• Instructions for the task
Write the listing out again, all of it, word for word.

○ ○ ○ ○ ○ ○ ○

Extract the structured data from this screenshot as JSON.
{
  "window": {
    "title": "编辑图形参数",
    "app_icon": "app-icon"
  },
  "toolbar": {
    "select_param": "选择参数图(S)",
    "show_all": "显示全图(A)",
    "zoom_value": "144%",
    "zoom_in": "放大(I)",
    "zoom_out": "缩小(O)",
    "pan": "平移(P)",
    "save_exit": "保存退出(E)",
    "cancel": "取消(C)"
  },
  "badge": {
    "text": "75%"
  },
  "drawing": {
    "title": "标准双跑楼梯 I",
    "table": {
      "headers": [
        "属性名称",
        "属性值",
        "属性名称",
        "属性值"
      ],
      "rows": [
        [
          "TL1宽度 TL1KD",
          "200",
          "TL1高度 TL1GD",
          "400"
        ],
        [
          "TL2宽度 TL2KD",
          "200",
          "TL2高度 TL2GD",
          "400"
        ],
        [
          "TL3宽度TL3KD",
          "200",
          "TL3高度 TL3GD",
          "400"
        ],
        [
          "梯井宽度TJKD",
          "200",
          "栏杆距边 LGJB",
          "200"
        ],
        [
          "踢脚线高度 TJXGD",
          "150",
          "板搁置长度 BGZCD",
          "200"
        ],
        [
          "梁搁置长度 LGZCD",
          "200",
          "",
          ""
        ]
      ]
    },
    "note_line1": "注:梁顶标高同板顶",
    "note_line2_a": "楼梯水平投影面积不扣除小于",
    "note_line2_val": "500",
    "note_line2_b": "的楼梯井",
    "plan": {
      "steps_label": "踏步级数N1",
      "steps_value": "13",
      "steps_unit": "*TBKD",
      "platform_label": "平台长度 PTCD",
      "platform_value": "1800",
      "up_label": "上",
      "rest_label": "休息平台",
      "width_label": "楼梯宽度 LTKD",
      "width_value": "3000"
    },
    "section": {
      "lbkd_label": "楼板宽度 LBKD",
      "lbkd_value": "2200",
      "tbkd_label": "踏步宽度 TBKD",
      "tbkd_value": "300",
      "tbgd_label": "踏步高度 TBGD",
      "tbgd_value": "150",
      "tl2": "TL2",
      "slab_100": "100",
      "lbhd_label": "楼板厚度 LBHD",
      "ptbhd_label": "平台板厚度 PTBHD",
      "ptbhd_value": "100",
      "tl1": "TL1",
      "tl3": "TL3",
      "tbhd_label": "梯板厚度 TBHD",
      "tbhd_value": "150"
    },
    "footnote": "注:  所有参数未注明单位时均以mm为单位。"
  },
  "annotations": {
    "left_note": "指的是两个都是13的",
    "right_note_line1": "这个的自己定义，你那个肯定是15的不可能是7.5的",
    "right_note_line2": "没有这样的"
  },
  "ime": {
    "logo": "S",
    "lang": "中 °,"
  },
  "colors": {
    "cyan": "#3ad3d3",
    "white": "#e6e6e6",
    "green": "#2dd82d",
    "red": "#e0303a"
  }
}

○ ○ ○ ○ ○ ○ ○

• Worked answer
Extract the structured data from this screenshot as JSON.
{
  "window": {
    "title": "编辑图形参数",
    "app_icon": "app-icon"
  },
  "toolbar": {
    "select_param": "选择参数图(S)",
    "show_all": "显示全图(A)",
    "zoom_value": "144%",
    "zoom_in": "放大(I)",
    "zoom_out": "缩小(O)",
    "pan": "平移(P)",
    "save_exit": "保存退出(E)",
    "cancel": "取消(C)"
  },
  "badge": {
    "text": "75%"
  },
  "drawing": {
    "title": "标准双跑楼梯 I",
    "table": {
      "headers": [
        "属性名称",
        "属性值",
        "属性名称",
        "属性值"
      ],
      "rows": [
        [
          "TL1宽度 TL1KD",
          "200",
          "TL1高度 TL1GD",
          "400"
        ],
        [
          "TL2宽度 TL2KD",
          "200",
          "TL2高度 TL2GD",
          "400"
        ],
        [
          "TL3宽度TL3KD",
          "200",
          "TL3高度 TL3GD",
          "400"
        ],
        [
          "梯井宽度TJKD",
          "200",
          "栏杆距边 LGJB",
          "200"
        ],
        [
          "踢脚线高度 TJXGD",
          "150",
          "板搁置长度 BGZCD",
          "200"
        ],
        [
          "梁搁置长度 LGZCD",
          "200",
          "",
          ""
        ]
      ]
    },
    "note_line1": "注:梁顶标高同板顶",
    "note_line2_a": "楼梯水平投影面积不扣除小于",
    "note_line2_val": "500",
    "note_line2_b": "的楼梯井",
    "plan": {
      "steps_label": "踏步级数N1",
      "steps_value": "13",
      "steps_unit": "*TBKD",
      "platform_label": "平台长度 PTCD",
      "platform_value": "1800",
      "up_label": "上",
      "rest_label": "休息平台",
      "width_label": "楼梯宽度 LTKD",
      "width_value": "3000"
    },
    "section": {
      "lbkd_label": "楼板宽度 LBKD",
      "lbkd_value": "2200",
      "tbkd_label": "踏步宽度 TBKD",
      "tbkd_value": "300",
      "tbgd_label": "踏步高度 TBGD",
      "tbgd_value": "150",
      "tl2": "TL2",
      "slab_100": "100",
      "lbhd_label": "楼板厚度 LBHD",
      "ptbhd_label": "平台板厚度 PTBHD",
      "ptbhd_value": "100",
      "tl1": "TL1",
      "tl3": "TL3",
      "tbhd_label": "梯板厚度 TBHD",
      "tbhd_value": "150"
    },
    "footnote": "注:  所有参数未注明单位时均以mm为单位。"
  },
  "annotations": {
    "left_note": "指的是两个都是13的",
    "right_note_line1": "这个的自己定义，你那个肯定是15的不可能是7.5的",
    "right_note_line2": "没有这样的"
  },
  "ime": {
    "logo": "S",
    "lang": "中 °,"
  },
  "colors": {
    "cyan": "#3ad3d3",
    "white": "#e6e6e6",
    "green": "#2dd82d",
    "red": "#e0303a"
  }
}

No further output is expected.